The records that follow should be retyped word for word.

[Entries taken from a collection]
====
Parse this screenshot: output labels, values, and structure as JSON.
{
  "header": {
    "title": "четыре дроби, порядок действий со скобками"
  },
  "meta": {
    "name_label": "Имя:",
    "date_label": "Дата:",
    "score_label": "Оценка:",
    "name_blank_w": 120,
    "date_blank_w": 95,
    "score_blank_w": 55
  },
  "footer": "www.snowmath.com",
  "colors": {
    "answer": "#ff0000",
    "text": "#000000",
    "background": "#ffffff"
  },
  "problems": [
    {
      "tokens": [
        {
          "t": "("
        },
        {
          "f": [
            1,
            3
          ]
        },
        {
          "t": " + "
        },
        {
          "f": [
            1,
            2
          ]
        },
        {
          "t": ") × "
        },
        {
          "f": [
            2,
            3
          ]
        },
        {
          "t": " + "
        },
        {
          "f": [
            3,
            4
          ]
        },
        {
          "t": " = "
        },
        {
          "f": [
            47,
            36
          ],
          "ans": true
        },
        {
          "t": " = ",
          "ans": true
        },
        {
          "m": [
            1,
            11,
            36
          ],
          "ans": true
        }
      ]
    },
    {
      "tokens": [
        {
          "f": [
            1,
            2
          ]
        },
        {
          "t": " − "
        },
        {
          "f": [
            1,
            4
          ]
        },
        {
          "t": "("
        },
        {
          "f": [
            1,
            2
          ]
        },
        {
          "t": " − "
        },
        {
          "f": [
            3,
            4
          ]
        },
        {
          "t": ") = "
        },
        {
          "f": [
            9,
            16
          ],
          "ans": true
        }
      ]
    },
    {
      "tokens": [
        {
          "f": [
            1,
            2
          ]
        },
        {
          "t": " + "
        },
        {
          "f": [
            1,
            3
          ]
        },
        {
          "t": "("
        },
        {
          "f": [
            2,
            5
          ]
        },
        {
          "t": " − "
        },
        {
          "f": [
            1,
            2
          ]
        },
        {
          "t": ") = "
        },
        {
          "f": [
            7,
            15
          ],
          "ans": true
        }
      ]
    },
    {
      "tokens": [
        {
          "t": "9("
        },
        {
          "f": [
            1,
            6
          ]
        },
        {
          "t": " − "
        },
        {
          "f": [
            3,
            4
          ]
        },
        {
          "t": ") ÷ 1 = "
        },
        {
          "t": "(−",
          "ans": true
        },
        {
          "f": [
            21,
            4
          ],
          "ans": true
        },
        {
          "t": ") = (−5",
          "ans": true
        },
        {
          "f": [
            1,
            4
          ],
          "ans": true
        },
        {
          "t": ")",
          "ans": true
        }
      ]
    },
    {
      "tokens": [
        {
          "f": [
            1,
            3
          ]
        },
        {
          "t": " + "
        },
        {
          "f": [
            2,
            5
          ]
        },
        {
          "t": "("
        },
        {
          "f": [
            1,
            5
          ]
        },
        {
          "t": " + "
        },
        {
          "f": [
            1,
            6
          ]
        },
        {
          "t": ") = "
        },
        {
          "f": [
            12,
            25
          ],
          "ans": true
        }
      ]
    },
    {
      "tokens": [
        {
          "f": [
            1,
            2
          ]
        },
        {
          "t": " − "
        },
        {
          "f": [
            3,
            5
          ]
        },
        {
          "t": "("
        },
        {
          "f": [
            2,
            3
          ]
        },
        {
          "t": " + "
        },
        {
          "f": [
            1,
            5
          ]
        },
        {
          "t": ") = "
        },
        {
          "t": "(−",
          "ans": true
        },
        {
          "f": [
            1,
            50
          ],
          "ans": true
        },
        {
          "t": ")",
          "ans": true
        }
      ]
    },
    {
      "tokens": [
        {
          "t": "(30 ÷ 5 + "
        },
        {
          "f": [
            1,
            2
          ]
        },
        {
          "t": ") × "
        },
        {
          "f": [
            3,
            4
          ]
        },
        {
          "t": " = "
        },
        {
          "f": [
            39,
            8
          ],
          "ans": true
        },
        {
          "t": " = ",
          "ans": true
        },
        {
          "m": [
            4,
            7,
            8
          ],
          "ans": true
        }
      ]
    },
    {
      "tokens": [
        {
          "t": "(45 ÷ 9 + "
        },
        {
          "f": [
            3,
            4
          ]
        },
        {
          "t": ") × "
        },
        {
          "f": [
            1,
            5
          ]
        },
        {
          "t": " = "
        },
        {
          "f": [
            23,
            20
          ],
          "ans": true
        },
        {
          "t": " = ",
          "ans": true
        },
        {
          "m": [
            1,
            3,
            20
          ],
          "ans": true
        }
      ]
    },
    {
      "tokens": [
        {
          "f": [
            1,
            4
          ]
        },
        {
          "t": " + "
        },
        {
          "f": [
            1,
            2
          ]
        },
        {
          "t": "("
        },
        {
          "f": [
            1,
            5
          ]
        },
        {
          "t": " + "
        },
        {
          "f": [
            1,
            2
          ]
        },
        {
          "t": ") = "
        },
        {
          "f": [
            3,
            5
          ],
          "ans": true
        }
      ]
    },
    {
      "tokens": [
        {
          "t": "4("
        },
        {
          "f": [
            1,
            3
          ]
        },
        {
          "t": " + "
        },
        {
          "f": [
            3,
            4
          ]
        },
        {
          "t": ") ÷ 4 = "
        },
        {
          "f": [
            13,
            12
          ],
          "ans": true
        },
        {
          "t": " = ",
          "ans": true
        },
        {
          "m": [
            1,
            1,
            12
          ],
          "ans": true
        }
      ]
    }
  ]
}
====
[PROBLEM SOLUTION]
Parse this screenshot: output labels, values, and structure as JSON.
{
  "header": {
    "title": "четыре дроби, порядок действий со скобками"
  },
  "meta": {
    "name_label": "Имя:",
    "date_label": "Дата:",
    "score_label": "Оценка:",
    "name_blank_w": 120,
    "date_blank_w": 95,
    "score_blank_w": 55
  },
  "footer": "www.snowmath.com",
  "colors": {
    "answer": "#ff0000",
    "text": "#000000",
    "background": "#ffffff"
  },
  "problems": [
    {
      "tokens": [
        {
          "t": "("
        },
        {
          "f": [
            1,
            3
          ]
        },
        {
          "t": " + "
        },
        {
          "f": [
            1,
            2
          ]
        },
        {
          "t": ") × "
        },
        {
          "f": [
            2,
            3
          ]
        },
        {
          "t": " + "
        },
        {
          "f": [
            3,
            4
          ]
        },
        {
          "t": " = "
        },
        {
          "f": [
            47,
            36
          ],
          "ans": true
        },
        {
          "t": " = ",
          "ans": true
        },
        {
          "m": [
            1,
            11,
            36
          ],
          "ans": true
        }
      ]
    },
    {
      "tokens": [
        {
          "f": [
            1,
            2
          ]
        },
        {
          "t": " − "
        },
        {
          "f": [
            1,
            4
          ]
        },
        {
          "t": "("
        },
        {
          "f": [
            1,
            2
          ]
        },
        {
          "t": " − "
        },
        {
          "f": [
            3,
            4
          ]
        },
        {
          "t": ") = "
        },
        {
          "f": [
            9,
            16
          ],
          "ans": true
        }
      ]
    },
    {
      "tokens": [
        {
          "f": [
            1,
            2
          ]
        },
        {
          "t": " + "
        },
        {
          "f": [
            1,
            3
          ]
        },
        {
          "t": "("
        },
        {
          "f": [
            2,
            5
          ]
        },
        {
          "t": " − "
        },
        {
          "f": [
            1,
            2
          ]
        },
        {
          "t": ") = "
        },
        {
          "f": [
            7,
            15
          ],
          "ans": true
        }
      ]
    },
    {
      "tokens": [
        {
          "t": "9("
        },
        {
          "f": [
            1,
            6
          ]
        },
        {
          "t": " − "
        },
        {
          "f": [
            3,
            4
          ]
        },
        {
          "t": ") ÷ 1 = "
        },
        {
          "t": "(−",
          "ans": true
        },
        {
          "f": [
            21,
            4
          ],
          "ans": true
        },
        {
          "t": ") = (−5",
          "ans": true
        },
        {
          "f": [
            1,
            4
          ],
          "ans": true
        },
        {
          "t": ")",
          "ans": true
        }
      ]
    },
    {
      "tokens": [
        {
          "f": [
            1,
            3
          ]
        },
        {
          "t": " + "
        },
        {
          "f": [
            2,
            5
          ]
        },
        {
          "t": "("
        },
        {
          "f": [
            1,
            5
          ]
        },
        {
          "t": " + "
        },
        {
          "f": [
            1,
            6
          ]
        },
        {
          "t": ") = "
        },
        {
          "f": [
            12,
            25
          ],
          "ans": true
        }
      ]
    },
    {
      "tokens": [
        {
          "f": [
            1,
            2
          ]
        },
        {
          "t": " − "
        },
        {
          "f": [
            3,
            5
          ]
        },
        {
          "t": "("
        },
        {
          "f": [
            2,
            3
          ]
        },
        {
          "t": " + "
        },
        {
          "f": [
            1,
            5
          ]
        },
        {
          "t": ") = "
        },
        {
          "t": "(−",
          "ans": true
        },
        {
          "f": [
            1,
            50
          ],
          "ans": true
        },
        {
          "t": ")",
          "ans": true
        }
      ]
    },
    {
      "tokens": [
        {
          "t": "(30 ÷ 5 + "
        },
        {
          "f": [
            1,
            2
          ]
        },
        {
          "t": ") × "
        },
        {
          "f": [
            3,
            4
          ]
        },
        {
          "t": " = "
        },
        {
          "f": [
            39,
            8
          ],
          "ans": true
        },
        {
          "t": " = ",
          "ans": true
        },
        {
          "m": [
            4,
            7,
            8
          ],
          "ans": true
        }
      ]
    },
    {
      "tokens": [
        {
          "t": "(45 ÷ 9 + "
        },
        {
          "f": [
            3,
            4
          ]
        },
        {
          "t": ") × "
        },
        {
          "f": [
            1,
            5
          ]
        },
        {
          "t": " = "
        },
        {
          "f": [
            23,
            20
          ],
          "ans": true
        },
        {
          "t": " = ",
          "ans": true
        },
        {
          "m": [
            1,
            3,
            20
          ],
          "ans": true
        }
      ]
    },
    {
      "tokens": [
        {
          "f": [
            1,
            4
          ]
        },
        {
          "t": " + "
        },
        {
          "f": [
            1,
            2
          ]
        },
        {
          "t": "("
        },
        {
          "f": [
            1,
            5
          ]
        },
        {
          "t": " + "
        },
        {
          "f": [
            1,
            2
          ]
        },
        {
          "t": ") = "
        },
        {
          "f": [
            3,
            5
          ],
          "ans": true
        }
      ]
    },
    {
      "tokens": [
        {
          "t": "4("
        },
        {
          "f": [
            1,
            3
          ]
        },
        {
          "t": " + "
        },
        {
          "f": [
            3,
            4
          ]
        },
        {
          "t": ") ÷ 4 = "
        },
        {
          "f": [
            13,
            12
          ],
          "ans": true
        },
        {
          "t": " = ",
          "ans": true
        },
        {
          "m": [
            1,
            1,
            12
          ],
          "ans": true
        }
      ]
    }
  ]
}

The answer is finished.